Direction: Locate and copy all lines bearing the word "работой".

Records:
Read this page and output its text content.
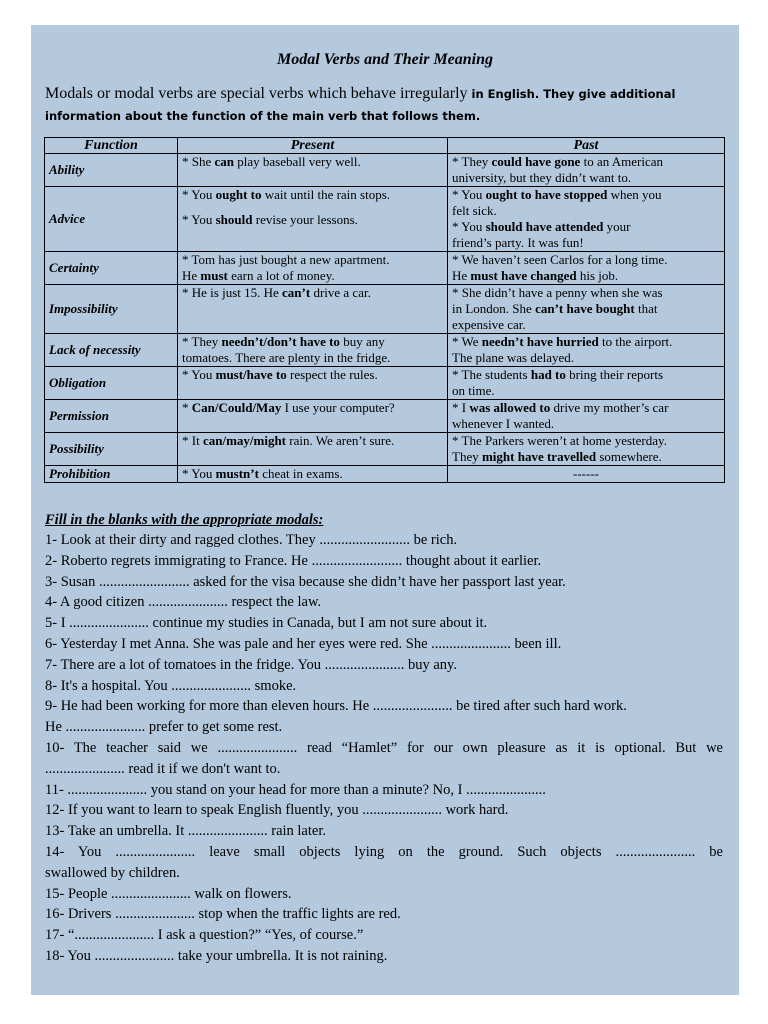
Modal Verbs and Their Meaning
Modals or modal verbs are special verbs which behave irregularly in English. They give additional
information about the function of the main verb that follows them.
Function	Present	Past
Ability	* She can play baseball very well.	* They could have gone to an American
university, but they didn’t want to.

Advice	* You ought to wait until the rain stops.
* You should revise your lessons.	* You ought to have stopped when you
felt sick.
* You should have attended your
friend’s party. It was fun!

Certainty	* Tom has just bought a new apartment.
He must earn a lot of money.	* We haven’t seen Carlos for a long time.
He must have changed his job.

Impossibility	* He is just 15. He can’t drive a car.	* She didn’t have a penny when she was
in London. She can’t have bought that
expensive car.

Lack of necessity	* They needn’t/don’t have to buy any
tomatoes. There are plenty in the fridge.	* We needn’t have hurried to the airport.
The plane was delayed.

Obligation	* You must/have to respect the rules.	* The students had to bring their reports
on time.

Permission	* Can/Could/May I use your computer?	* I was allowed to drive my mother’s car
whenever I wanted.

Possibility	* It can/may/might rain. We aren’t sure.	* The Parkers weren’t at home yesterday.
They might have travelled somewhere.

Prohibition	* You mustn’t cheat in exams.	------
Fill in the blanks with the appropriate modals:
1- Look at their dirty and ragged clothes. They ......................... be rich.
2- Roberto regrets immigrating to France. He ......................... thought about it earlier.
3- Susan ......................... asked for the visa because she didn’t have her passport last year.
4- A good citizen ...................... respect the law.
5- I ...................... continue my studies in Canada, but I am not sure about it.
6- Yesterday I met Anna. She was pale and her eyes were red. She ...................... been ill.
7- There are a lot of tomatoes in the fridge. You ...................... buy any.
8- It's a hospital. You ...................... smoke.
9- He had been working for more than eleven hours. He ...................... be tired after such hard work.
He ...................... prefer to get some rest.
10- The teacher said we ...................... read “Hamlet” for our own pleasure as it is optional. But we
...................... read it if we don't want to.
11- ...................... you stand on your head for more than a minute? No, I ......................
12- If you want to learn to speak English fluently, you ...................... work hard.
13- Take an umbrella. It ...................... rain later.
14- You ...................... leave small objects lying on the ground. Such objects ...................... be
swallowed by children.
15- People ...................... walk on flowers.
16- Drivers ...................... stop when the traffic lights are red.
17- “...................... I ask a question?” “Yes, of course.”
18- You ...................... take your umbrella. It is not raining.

--

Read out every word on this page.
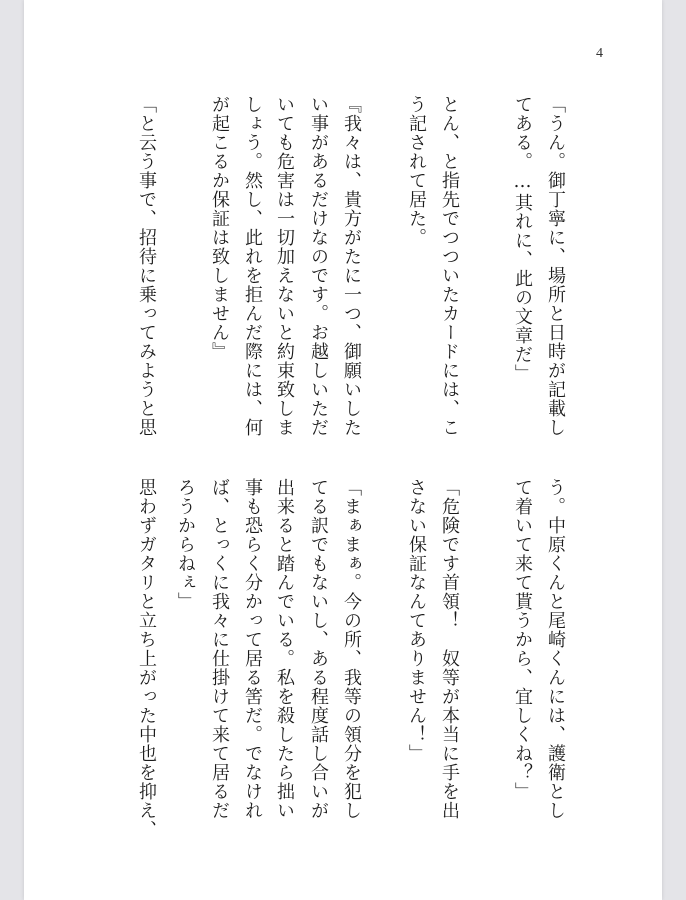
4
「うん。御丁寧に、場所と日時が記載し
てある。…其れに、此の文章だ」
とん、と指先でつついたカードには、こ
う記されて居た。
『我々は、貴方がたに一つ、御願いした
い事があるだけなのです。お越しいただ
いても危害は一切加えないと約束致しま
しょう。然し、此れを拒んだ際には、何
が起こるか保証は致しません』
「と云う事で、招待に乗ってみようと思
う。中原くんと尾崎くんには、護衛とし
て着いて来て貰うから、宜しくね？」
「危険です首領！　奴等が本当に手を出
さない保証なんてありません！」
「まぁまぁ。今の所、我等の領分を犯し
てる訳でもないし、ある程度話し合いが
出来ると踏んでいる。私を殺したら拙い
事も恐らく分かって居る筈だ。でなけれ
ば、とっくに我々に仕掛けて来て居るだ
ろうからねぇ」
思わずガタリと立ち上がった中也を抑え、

==

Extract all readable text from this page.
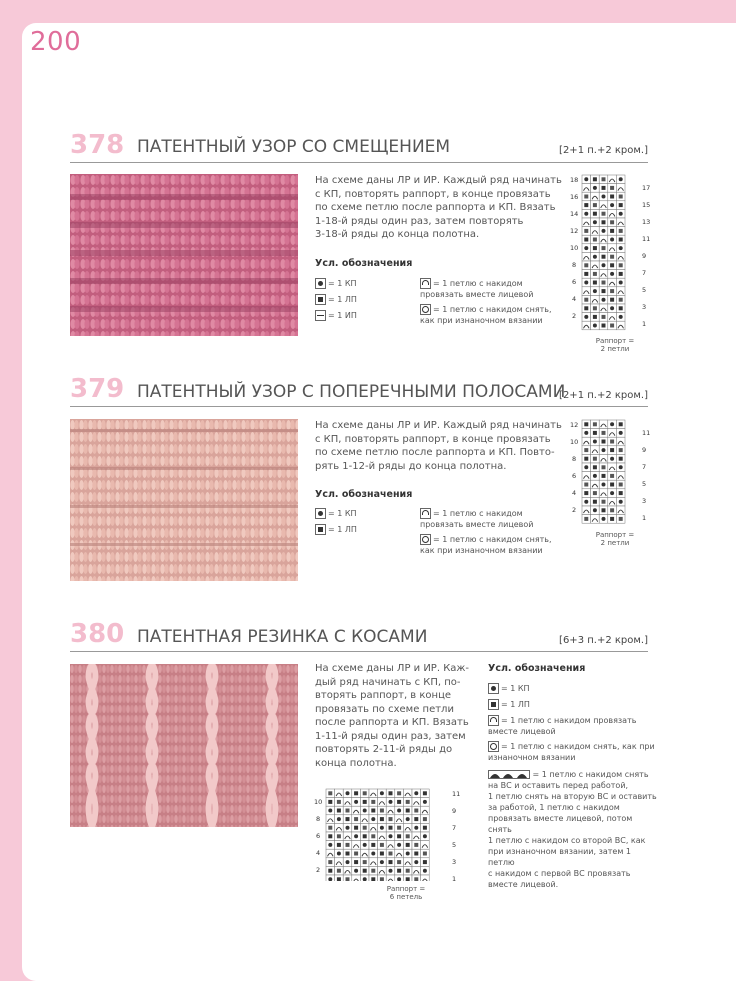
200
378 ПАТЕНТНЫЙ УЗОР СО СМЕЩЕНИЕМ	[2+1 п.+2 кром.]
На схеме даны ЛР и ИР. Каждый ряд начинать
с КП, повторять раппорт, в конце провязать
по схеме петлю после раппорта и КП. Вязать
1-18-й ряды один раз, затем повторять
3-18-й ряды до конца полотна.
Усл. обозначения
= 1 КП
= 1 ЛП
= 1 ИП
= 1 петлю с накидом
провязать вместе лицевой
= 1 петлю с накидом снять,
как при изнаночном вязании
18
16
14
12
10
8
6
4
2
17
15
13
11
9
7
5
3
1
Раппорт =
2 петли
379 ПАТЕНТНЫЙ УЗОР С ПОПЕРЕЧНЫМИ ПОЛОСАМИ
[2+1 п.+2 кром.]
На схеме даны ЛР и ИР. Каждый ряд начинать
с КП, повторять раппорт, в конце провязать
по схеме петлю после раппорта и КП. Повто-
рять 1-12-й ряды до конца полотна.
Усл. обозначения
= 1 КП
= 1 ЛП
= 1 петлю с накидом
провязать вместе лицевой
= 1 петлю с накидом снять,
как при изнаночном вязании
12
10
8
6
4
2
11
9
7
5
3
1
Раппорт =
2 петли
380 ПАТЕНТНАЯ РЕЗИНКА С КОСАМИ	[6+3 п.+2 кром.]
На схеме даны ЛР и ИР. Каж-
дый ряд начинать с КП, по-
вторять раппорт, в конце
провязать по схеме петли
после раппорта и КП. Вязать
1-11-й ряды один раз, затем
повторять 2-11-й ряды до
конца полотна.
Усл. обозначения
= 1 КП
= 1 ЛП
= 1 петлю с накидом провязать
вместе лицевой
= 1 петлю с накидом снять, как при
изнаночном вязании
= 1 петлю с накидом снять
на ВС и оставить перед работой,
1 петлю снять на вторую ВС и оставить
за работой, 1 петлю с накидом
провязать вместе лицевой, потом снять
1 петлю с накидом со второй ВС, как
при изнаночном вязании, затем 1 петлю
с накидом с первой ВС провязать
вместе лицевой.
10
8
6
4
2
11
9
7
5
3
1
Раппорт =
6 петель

The result:
на ВС и оставить перед работой,
за работой, 1 петлю с накидом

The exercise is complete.